Dataset entries on figures
###

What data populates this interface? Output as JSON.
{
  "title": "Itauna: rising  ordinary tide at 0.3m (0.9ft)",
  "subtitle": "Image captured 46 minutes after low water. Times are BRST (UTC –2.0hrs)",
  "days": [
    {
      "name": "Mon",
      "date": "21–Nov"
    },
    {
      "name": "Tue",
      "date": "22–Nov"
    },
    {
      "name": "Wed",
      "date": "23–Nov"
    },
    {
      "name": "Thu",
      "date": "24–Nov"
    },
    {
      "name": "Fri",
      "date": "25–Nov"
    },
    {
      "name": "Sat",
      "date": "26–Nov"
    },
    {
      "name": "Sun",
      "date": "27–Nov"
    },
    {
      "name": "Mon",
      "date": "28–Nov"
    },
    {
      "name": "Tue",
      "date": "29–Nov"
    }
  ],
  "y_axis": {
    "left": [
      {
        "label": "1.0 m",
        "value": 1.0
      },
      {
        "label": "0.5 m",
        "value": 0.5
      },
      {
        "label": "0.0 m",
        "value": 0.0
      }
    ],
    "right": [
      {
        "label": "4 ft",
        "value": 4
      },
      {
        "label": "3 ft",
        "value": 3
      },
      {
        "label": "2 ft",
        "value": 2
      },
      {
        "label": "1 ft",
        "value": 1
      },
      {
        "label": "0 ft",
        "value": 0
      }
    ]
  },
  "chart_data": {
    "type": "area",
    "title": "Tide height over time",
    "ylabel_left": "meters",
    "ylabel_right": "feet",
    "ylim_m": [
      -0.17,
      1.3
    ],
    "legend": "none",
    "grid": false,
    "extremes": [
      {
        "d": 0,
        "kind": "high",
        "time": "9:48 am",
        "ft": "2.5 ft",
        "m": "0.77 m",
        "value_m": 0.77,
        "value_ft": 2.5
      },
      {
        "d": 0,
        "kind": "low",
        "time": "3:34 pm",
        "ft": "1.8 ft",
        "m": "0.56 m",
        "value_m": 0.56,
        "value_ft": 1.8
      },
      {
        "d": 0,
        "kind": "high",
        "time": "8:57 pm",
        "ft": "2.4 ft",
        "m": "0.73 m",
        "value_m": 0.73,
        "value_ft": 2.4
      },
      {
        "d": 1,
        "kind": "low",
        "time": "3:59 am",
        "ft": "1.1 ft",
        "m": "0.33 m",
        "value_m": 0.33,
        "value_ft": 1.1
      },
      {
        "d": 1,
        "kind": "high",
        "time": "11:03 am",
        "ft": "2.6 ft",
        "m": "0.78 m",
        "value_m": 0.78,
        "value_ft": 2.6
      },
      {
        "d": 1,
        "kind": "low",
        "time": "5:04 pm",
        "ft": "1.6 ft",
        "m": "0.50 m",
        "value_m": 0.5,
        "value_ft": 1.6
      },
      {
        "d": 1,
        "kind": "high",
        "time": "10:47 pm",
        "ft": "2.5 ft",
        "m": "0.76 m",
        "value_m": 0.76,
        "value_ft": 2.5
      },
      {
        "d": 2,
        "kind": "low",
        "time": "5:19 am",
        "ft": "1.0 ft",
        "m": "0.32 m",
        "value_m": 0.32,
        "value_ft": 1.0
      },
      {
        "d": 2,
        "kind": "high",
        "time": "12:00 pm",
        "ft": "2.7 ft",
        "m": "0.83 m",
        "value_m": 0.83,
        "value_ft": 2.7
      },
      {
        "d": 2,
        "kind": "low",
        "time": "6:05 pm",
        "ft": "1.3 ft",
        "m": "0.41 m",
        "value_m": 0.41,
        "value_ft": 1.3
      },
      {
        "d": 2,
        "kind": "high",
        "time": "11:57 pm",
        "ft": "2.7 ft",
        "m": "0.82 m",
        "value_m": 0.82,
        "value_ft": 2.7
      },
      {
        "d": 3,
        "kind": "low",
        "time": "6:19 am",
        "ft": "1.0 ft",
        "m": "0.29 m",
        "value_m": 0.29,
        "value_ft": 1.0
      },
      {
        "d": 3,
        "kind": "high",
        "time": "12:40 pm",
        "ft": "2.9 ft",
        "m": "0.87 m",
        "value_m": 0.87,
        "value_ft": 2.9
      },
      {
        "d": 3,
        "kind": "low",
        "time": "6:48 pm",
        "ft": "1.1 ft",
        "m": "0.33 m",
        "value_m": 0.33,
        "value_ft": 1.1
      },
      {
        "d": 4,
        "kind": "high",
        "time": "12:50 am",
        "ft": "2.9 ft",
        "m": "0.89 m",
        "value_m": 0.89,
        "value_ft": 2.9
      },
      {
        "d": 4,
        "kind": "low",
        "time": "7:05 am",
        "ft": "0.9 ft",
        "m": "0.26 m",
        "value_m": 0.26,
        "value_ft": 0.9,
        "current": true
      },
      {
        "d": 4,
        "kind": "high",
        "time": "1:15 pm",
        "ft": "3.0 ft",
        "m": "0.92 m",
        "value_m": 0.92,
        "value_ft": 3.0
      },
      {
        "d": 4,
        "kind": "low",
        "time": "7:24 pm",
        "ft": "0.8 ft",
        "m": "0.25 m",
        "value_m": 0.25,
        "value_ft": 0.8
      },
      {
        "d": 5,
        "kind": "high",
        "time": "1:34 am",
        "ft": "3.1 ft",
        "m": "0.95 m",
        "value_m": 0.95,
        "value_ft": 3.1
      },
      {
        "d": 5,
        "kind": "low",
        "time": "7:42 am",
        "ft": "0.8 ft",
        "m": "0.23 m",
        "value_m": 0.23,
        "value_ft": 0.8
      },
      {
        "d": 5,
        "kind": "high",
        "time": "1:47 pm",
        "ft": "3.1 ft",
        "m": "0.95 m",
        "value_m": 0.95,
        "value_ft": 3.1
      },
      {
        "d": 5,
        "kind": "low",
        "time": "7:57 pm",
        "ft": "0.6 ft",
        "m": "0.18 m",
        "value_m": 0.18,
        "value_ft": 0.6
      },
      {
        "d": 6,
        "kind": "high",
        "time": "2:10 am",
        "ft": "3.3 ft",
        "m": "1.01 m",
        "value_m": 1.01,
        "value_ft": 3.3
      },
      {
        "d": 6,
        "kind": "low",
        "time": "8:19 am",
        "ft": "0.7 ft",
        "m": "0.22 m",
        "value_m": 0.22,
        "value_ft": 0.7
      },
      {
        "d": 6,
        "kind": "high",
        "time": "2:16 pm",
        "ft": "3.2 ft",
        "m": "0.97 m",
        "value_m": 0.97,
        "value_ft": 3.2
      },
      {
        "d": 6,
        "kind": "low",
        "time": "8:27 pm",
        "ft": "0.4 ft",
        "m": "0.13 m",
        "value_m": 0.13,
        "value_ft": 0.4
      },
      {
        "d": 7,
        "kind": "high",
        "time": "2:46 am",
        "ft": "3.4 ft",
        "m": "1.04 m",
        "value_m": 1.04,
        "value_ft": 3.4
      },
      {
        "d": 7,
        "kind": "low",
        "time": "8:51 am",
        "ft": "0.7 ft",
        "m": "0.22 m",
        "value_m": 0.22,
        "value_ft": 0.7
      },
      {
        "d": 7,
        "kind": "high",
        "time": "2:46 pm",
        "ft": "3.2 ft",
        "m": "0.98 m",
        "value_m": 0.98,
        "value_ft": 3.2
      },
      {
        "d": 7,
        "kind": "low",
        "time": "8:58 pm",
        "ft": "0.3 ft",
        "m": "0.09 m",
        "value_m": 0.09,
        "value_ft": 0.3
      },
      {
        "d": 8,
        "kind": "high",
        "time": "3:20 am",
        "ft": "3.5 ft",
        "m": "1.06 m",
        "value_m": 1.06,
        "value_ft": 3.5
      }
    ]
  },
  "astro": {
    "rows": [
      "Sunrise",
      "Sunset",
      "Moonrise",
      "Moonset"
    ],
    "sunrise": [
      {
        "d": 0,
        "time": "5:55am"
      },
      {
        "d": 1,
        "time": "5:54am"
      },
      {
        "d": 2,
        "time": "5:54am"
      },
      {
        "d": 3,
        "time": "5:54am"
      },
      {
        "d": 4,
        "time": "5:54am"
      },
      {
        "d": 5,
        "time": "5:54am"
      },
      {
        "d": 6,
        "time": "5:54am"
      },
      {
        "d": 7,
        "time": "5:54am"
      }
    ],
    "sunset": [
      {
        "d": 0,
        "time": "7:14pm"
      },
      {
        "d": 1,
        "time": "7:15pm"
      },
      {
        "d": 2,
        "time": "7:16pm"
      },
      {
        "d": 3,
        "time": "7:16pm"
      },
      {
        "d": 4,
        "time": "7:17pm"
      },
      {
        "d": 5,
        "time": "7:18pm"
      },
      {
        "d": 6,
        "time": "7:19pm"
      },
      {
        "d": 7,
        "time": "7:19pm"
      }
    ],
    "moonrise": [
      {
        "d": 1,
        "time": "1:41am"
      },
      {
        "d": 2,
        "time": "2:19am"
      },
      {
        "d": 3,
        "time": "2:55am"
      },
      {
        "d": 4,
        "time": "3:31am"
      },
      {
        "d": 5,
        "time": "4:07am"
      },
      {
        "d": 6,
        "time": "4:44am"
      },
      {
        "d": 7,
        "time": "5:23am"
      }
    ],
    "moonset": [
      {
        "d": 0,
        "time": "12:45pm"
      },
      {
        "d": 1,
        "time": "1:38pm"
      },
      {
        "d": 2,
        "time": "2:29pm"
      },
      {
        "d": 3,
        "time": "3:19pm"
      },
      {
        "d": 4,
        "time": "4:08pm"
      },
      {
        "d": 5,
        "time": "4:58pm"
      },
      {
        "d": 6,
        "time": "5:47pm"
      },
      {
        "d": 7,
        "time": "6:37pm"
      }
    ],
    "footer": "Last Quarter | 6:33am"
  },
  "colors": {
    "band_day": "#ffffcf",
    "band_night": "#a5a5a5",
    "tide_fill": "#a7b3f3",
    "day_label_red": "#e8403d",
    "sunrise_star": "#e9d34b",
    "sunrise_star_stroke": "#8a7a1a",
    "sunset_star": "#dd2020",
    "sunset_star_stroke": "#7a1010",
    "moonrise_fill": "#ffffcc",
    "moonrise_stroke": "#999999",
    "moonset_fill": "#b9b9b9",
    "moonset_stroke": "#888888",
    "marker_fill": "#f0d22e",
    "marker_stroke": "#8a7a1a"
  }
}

###

- _What is expected_:
Across the entries above, how many lines contain "name"? Provide only the count.

- _Written answer_:
9